[Exercise directions]
Render every entry verbatim.
---------- Data lines
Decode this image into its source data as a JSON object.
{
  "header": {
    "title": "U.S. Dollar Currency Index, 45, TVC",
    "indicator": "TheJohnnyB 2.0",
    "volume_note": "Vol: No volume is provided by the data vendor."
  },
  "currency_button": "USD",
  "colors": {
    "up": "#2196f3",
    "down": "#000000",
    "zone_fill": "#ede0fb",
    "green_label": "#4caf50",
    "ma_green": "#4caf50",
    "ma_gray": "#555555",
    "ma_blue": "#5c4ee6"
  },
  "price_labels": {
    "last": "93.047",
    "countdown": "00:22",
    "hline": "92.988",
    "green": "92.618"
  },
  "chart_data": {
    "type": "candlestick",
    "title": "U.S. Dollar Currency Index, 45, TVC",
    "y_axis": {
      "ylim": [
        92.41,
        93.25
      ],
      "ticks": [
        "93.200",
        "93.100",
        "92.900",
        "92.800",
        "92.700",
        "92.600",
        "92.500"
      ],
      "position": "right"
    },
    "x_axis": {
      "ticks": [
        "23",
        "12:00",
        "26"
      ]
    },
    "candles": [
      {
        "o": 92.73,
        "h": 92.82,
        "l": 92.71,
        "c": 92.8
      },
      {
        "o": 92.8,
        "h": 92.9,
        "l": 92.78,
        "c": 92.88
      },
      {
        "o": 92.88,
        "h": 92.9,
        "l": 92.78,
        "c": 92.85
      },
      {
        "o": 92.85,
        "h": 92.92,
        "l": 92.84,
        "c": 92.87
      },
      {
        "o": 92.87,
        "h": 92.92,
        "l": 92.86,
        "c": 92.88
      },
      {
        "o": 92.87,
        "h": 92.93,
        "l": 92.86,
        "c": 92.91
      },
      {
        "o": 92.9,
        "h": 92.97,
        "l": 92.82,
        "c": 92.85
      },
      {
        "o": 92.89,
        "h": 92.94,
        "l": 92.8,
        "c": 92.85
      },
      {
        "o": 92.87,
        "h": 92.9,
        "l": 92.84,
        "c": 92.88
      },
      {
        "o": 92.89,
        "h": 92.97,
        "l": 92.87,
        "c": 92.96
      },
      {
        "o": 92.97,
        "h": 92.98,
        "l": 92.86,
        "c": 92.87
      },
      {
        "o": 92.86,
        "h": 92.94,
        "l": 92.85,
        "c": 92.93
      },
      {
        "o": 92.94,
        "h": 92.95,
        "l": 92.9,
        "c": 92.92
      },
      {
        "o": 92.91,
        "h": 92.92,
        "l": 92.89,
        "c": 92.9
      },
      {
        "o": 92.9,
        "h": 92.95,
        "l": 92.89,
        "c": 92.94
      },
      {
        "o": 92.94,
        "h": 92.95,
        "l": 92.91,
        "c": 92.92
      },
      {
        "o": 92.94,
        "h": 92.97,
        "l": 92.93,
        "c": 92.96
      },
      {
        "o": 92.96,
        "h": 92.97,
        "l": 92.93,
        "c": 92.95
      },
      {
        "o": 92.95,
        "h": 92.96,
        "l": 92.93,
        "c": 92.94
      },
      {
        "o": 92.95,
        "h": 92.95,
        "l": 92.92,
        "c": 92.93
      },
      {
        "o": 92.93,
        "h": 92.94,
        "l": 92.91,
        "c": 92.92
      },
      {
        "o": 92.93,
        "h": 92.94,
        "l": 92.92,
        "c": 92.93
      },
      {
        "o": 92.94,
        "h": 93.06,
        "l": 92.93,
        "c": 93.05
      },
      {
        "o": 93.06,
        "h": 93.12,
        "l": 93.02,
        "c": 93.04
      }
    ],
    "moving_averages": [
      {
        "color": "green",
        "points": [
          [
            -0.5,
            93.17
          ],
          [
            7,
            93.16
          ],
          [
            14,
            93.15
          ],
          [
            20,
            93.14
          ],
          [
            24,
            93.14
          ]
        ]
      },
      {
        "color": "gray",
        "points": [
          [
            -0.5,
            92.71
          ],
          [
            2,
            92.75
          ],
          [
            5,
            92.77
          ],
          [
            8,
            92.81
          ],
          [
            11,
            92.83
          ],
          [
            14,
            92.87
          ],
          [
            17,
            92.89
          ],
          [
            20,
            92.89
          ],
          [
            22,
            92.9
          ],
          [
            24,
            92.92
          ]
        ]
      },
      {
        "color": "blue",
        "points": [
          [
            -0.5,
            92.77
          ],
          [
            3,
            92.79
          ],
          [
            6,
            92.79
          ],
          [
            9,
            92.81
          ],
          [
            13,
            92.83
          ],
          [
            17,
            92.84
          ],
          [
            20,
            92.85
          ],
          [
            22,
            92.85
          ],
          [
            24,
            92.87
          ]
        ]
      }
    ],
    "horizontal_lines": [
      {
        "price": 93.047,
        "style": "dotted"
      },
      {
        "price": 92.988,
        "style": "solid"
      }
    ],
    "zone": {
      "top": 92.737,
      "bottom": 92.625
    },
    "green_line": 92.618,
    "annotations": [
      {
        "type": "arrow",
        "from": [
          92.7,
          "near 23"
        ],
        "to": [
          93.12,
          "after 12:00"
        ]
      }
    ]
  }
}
--------------------
[Answer for this exercise]
Decode this image into its source data as a JSON object.
{
  "header": {
    "title": "U.S. Dollar Currency Index, 45, TVC",
    "indicator": "TheJohnnyB 2.0",
    "volume_note": "Vol: No volume is provided by the data vendor."
  },
  "currency_button": "USD",
  "colors": {
    "up": "#2196f3",
    "down": "#000000",
    "zone_fill": "#ede0fb",
    "green_label": "#4caf50",
    "ma_green": "#4caf50",
    "ma_gray": "#555555",
    "ma_blue": "#5c4ee6"
  },
  "price_labels": {
    "last": "93.047",
    "countdown": "00:22",
    "hline": "92.988",
    "green": "92.618"
  },
  "chart_data": {
    "type": "candlestick",
    "title": "U.S. Dollar Currency Index, 45, TVC",
    "y_axis": {
      "ylim": [
        92.41,
        93.25
      ],
      "ticks": [
        "93.200",
        "93.100",
        "92.900",
        "92.800",
        "92.700",
        "92.600",
        "92.500"
      ],
      "position": "right"
    },
    "x_axis": {
      "ticks": [
        "23",
        "12:00",
        "26"
      ]
    },
    "candles": [
      {
        "o": 92.73,
        "h": 92.82,
        "l": 92.71,
        "c": 92.8
      },
      {
        "o": 92.8,
        "h": 92.9,
        "l": 92.78,
        "c": 92.88
      },
      {
        "o": 92.88,
        "h": 92.9,
        "l": 92.78,
        "c": 92.85
      },
      {
        "o": 92.85,
        "h": 92.92,
        "l": 92.84,
        "c": 92.87
      },
      {
        "o": 92.87,
        "h": 92.92,
        "l": 92.86,
        "c": 92.88
      },
      {
        "o": 92.87,
        "h": 92.93,
        "l": 92.86,
        "c": 92.91
      },
      {
        "o": 92.9,
        "h": 92.97,
        "l": 92.82,
        "c": 92.85
      },
      {
        "o": 92.89,
        "h": 92.94,
        "l": 92.8,
        "c": 92.85
      },
      {
        "o": 92.87,
        "h": 92.9,
        "l": 92.84,
        "c": 92.88
      },
      {
        "o": 92.89,
        "h": 92.97,
        "l": 92.87,
        "c": 92.96
      },
      {
        "o": 92.97,
        "h": 92.98,
        "l": 92.86,
        "c": 92.87
      },
      {
        "o": 92.86,
        "h": 92.94,
        "l": 92.85,
        "c": 92.93
      },
      {
        "o": 92.94,
        "h": 92.95,
        "l": 92.9,
        "c": 92.92
      },
      {
        "o": 92.91,
        "h": 92.92,
        "l": 92.89,
        "c": 92.9
      },
      {
        "o": 92.9,
        "h": 92.95,
        "l": 92.89,
        "c": 92.94
      },
      {
        "o": 92.94,
        "h": 92.95,
        "l": 92.91,
        "c": 92.92
      },
      {
        "o": 92.94,
        "h": 92.97,
        "l": 92.93,
        "c": 92.96
      },
      {
        "o": 92.96,
        "h": 92.97,
        "l": 92.93,
        "c": 92.95
      },
      {
        "o": 92.95,
        "h": 92.96,
        "l": 92.93,
        "c": 92.94
      },
      {
        "o": 92.95,
        "h": 92.95,
        "l": 92.92,
        "c": 92.93
      },
      {
        "o": 92.93,
        "h": 92.94,
        "l": 92.91,
        "c": 92.92
      },
      {
        "o": 92.93,
        "h": 92.94,
        "l": 92.92,
        "c": 92.93
      },
      {
        "o": 92.94,
        "h": 93.06,
        "l": 92.93,
        "c": 93.05
      },
      {
        "o": 93.06,
        "h": 93.12,
        "l": 93.02,
        "c": 93.04
      }
    ],
    "moving_averages": [
      {
        "color": "green",
        "points": [
          [
            -0.5,
            93.17
          ],
          [
            7,
            93.16
          ],
          [
            14,
            93.15
          ],
          [
            20,
            93.14
          ],
          [
            24,
            93.14
          ]
        ]
      },
      {
        "color": "gray",
        "points": [
          [
            -0.5,
            92.71
          ],
          [
            2,
            92.75
          ],
          [
            5,
            92.77
          ],
          [
            8,
            92.81
          ],
          [
            11,
            92.83
          ],
          [
            14,
            92.87
          ],
          [
            17,
            92.89
          ],
          [
            20,
            92.89
          ],
          [
            22,
            92.9
          ],
          [
            24,
            92.92
          ]
        ]
      },
      {
        "color": "blue",
        "points": [
          [
            -0.5,
            92.77
          ],
          [
            3,
            92.79
          ],
          [
            6,
            92.79
          ],
          [
            9,
            92.81
          ],
          [
            13,
            92.83
          ],
          [
            17,
            92.84
          ],
          [
            20,
            92.85
          ],
          [
            22,
            92.85
          ],
          [
            24,
            92.87
          ]
        ]
      }
    ],
    "horizontal_lines": [
      {
        "price": 93.047,
        "style": "dotted"
      },
      {
        "price": 92.988,
        "style": "solid"
      }
    ],
    "zone": {
      "top": 92.737,
      "bottom": 92.625
    },
    "green_line": 92.618,
    "annotations": [
      {
        "type": "arrow",
        "from": [
          92.7,
          "near 23"
        ],
        "to": [
          93.12,
          "after 12:00"
        ]
      }
    ]
  }
}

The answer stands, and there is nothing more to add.